**Aim of the task**
Every line of the material below must be repeated exactly.

**The input**
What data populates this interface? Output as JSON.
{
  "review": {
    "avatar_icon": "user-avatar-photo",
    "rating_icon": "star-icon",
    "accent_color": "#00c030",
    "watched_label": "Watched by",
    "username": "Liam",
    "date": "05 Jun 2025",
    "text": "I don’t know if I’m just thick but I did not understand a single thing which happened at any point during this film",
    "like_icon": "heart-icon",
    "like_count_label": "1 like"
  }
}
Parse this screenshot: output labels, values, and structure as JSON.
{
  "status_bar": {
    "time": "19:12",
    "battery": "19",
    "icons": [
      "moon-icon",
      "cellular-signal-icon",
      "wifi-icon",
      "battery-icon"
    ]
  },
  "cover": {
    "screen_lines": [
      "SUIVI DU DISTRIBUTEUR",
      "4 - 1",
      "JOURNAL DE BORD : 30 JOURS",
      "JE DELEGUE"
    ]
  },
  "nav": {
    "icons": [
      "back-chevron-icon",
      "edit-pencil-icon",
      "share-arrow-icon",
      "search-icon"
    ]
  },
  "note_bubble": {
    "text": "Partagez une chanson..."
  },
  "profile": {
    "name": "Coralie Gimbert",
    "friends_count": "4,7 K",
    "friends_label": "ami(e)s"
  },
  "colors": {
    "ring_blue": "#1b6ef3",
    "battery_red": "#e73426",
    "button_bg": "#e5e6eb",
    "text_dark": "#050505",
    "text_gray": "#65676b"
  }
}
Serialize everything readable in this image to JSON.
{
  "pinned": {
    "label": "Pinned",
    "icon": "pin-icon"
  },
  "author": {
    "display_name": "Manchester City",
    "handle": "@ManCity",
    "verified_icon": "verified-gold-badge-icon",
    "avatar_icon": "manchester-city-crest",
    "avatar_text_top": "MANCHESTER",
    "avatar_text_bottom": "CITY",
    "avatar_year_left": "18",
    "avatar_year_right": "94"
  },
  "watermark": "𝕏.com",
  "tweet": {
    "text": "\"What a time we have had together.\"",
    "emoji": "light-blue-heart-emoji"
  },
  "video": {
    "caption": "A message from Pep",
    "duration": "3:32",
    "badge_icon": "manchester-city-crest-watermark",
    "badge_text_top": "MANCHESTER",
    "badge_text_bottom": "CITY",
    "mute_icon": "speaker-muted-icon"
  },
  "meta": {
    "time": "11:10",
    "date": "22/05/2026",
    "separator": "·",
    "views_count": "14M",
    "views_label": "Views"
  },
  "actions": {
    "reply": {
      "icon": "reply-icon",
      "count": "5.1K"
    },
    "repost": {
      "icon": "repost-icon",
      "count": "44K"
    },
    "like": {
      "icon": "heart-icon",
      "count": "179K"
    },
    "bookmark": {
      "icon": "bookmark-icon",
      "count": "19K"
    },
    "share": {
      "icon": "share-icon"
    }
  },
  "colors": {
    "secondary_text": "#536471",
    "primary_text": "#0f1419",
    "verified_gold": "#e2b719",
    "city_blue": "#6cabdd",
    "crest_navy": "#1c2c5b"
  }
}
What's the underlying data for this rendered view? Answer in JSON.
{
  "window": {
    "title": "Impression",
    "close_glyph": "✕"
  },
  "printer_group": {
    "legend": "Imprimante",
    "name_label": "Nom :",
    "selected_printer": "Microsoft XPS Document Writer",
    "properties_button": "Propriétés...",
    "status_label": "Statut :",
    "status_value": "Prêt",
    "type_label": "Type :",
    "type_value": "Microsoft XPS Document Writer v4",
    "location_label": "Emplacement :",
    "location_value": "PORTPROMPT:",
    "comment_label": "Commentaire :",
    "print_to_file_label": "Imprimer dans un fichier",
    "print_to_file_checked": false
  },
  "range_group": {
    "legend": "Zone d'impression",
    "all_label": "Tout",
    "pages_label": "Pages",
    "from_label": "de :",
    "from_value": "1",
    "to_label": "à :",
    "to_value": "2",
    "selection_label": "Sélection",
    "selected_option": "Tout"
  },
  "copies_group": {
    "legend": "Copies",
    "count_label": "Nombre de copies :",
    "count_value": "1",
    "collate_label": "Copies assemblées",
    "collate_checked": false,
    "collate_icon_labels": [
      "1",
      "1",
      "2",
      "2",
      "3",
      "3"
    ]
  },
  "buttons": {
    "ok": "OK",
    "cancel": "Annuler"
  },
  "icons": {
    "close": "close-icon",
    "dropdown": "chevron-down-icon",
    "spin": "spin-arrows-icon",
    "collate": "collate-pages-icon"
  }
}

**Result of this task**
What data populates this interface? Output as JSON.
{
  "review": {
    "avatar_icon": "user-avatar-photo",
    "rating_icon": "star-icon",
    "accent_color": "#00c030",
    "watched_label": "Watched by",
    "username": "Liam",
    "date": "05 Jun 2025",
    "text": "I don’t know if I’m just thick but I did not understand a single thing which happened at any point during this film",
    "like_icon": "heart-icon",
    "like_count_label": "1 like"
  }
}
Parse this screenshot: output labels, values, and structure as JSON.
{
  "status_bar": {
    "time": "19:12",
    "battery": "19",
    "icons": [
      "moon-icon",
      "cellular-signal-icon",
      "wifi-icon",
      "battery-icon"
    ]
  },
  "cover": {
    "screen_lines": [
      "SUIVI DU DISTRIBUTEUR",
      "4 - 1",
      "JOURNAL DE BORD : 30 JOURS",
      "JE DELEGUE"
    ]
  },
  "nav": {
    "icons": [
      "back-chevron-icon",
      "edit-pencil-icon",
      "share-arrow-icon",
      "search-icon"
    ]
  },
  "note_bubble": {
    "text": "Partagez une chanson..."
  },
  "profile": {
    "name": "Coralie Gimbert",
    "friends_count": "4,7 K",
    "friends_label": "ami(e)s"
  },
  "colors": {
    "ring_blue": "#1b6ef3",
    "battery_red": "#e73426",
    "button_bg": "#e5e6eb",
    "text_dark": "#050505",
    "text_gray": "#65676b"
  }
}
Serialize everything readable in this image to JSON.
{
  "pinned": {
    "label": "Pinned",
    "icon": "pin-icon"
  },
  "author": {
    "display_name": "Manchester City",
    "handle": "@ManCity",
    "verified_icon": "verified-gold-badge-icon",
    "avatar_icon": "manchester-city-crest",
    "avatar_text_top": "MANCHESTER",
    "avatar_text_bottom": "CITY",
    "avatar_year_left": "18",
    "avatar_year_right": "94"
  },
  "watermark": "𝕏.com",
  "tweet": {
    "text": "\"What a time we have had together.\"",
    "emoji": "light-blue-heart-emoji"
  },
  "video": {
    "caption": "A message from Pep",
    "duration": "3:32",
    "badge_icon": "manchester-city-crest-watermark",
    "badge_text_top": "MANCHESTER",
    "badge_text_bottom": "CITY",
    "mute_icon": "speaker-muted-icon"
  },
  "meta": {
    "time": "11:10",
    "date": "22/05/2026",
    "separator": "·",
    "views_count": "14M",
    "views_label": "Views"
  },
  "actions": {
    "reply": {
      "icon": "reply-icon",
      "count": "5.1K"
    },
    "repost": {
      "icon": "repost-icon",
      "count": "44K"
    },
    "like": {
      "icon": "heart-icon",
      "count": "179K"
    },
    "bookmark": {
      "icon": "bookmark-icon",
      "count": "19K"
    },
    "share": {
      "icon": "share-icon"
    }
  },
  "colors": {
    "secondary_text": "#536471",
    "primary_text": "#0f1419",
    "verified_gold": "#e2b719",
    "city_blue": "#6cabdd",
    "crest_navy": "#1c2c5b"
  }
}
What's the underlying data for this rendered view? Answer in JSON.
{
  "window": {
    "title": "Impression",
    "close_glyph": "✕"
  },
  "printer_group": {
    "legend": "Imprimante",
    "name_label": "Nom :",
    "selected_printer": "Microsoft XPS Document Writer",
    "properties_button": "Propriétés...",
    "status_label": "Statut :",
    "status_value": "Prêt",
    "type_label": "Type :",
    "type_value": "Microsoft XPS Document Writer v4",
    "location_label": "Emplacement :",
    "location_value": "PORTPROMPT:",
    "comment_label": "Commentaire :",
    "print_to_file_label": "Imprimer dans un fichier",
    "print_to_file_checked": false
  },
  "range_group": {
    "legend": "Zone d'impression",
    "all_label": "Tout",
    "pages_label": "Pages",
    "from_label": "de :",
    "from_value": "1",
    "to_label": "à :",
    "to_value": "2",
    "selection_label": "Sélection",
    "selected_option": "Tout"
  },
  "copies_group": {
    "legend": "Copies",
    "count_label": "Nombre de copies :",
    "count_value": "1",
    "collate_label": "Copies assemblées",
    "collate_checked": false,
    "collate_icon_labels": [
      "1",
      "1",
      "2",
      "2",
      "3",
      "3"
    ]
  },
  "buttons": {
    "ok": "OK",
    "cancel": "Annuler"
  },
  "icons": {
    "close": "close-icon",
    "dropdown": "chevron-down-icon",
    "spin": "spin-arrows-icon",
    "collate": "collate-pages-icon"
  }
}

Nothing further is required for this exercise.